Entries with figure data

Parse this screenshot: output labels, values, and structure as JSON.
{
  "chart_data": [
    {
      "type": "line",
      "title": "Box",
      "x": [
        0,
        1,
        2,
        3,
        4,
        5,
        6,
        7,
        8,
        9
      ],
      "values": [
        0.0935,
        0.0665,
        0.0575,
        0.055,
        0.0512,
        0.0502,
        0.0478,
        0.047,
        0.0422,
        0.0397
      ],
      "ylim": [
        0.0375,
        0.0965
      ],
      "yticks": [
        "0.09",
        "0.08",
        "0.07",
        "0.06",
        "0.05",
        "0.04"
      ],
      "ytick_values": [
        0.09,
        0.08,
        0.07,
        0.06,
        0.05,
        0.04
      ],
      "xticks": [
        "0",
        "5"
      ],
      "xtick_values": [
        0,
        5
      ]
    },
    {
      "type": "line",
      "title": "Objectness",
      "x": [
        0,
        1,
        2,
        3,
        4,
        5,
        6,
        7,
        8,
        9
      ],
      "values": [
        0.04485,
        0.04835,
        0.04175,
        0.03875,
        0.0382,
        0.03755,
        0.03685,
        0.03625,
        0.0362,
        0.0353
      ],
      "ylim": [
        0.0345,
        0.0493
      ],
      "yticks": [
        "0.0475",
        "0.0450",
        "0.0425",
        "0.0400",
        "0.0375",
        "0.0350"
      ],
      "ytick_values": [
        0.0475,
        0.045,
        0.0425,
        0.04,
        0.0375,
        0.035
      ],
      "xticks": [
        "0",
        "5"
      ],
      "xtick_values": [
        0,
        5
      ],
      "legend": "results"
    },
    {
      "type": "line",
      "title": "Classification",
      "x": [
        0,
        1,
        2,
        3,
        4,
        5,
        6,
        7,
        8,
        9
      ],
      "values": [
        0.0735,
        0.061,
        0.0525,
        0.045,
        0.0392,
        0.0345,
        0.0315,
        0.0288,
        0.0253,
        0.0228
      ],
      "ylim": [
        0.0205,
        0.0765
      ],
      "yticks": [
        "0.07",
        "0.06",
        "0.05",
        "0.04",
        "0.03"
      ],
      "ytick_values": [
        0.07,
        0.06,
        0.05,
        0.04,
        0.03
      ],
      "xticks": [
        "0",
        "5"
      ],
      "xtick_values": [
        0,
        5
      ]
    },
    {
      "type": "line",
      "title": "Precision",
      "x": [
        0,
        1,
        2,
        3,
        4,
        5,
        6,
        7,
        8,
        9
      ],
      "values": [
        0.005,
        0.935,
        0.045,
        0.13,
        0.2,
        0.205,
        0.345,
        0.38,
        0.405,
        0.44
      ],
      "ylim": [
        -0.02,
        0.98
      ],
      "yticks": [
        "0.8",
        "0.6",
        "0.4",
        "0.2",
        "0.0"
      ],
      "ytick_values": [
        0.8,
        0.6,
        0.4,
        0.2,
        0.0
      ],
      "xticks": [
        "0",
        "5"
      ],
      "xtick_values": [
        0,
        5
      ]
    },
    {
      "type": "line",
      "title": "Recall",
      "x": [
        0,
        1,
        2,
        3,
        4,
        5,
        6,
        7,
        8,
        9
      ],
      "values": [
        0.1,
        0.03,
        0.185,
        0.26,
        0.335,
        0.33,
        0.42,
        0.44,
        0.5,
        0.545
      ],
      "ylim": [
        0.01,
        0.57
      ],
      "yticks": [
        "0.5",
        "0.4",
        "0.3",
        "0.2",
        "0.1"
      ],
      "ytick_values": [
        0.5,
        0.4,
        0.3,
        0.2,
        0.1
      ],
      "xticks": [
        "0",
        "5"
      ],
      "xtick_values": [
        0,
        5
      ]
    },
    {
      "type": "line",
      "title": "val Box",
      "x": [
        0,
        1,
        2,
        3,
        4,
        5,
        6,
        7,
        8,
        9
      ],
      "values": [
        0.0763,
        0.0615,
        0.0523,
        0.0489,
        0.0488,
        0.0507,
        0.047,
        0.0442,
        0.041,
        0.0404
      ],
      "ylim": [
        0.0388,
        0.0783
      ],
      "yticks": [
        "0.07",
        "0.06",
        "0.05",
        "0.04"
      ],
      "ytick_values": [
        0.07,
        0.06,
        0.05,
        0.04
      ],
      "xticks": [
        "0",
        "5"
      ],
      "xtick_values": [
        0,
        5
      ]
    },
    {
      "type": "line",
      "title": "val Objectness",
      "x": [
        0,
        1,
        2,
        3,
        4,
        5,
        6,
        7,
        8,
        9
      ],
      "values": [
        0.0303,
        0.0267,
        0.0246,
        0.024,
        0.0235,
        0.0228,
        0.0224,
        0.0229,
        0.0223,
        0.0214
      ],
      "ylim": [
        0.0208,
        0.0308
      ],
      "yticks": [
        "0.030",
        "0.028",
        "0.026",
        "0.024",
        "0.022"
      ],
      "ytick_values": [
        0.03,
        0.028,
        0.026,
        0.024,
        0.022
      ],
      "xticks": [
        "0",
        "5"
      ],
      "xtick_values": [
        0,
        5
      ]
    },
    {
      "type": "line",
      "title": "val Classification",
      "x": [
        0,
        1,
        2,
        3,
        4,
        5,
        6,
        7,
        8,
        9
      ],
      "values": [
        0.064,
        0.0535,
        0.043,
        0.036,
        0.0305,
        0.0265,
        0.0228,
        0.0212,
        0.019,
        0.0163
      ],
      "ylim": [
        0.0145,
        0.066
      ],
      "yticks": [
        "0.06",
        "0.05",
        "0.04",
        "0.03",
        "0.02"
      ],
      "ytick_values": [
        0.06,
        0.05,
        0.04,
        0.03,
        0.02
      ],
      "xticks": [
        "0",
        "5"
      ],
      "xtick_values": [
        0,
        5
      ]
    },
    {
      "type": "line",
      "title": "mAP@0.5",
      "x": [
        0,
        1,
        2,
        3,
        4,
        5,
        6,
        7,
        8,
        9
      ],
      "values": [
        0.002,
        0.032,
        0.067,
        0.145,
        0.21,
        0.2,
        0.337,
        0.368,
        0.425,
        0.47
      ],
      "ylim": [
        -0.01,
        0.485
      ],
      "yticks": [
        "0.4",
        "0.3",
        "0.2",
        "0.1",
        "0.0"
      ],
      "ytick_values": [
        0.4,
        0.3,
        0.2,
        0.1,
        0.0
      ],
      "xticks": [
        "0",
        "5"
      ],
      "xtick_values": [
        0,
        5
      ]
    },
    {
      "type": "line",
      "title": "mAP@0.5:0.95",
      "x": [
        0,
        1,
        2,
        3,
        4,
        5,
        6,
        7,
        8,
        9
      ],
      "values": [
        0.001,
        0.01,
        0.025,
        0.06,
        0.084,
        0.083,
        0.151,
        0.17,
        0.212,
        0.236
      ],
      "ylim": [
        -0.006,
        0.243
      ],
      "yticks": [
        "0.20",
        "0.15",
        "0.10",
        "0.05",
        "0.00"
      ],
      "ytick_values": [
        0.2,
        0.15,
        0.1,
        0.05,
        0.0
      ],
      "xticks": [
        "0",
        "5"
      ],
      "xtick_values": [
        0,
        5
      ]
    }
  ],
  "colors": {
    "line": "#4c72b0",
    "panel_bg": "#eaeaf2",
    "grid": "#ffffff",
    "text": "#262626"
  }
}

Given problem — In the listing above, find each line with the word "Objectness" and copy it.

Full solution —
      "title": "Objectness",
      "title": "val Objectness",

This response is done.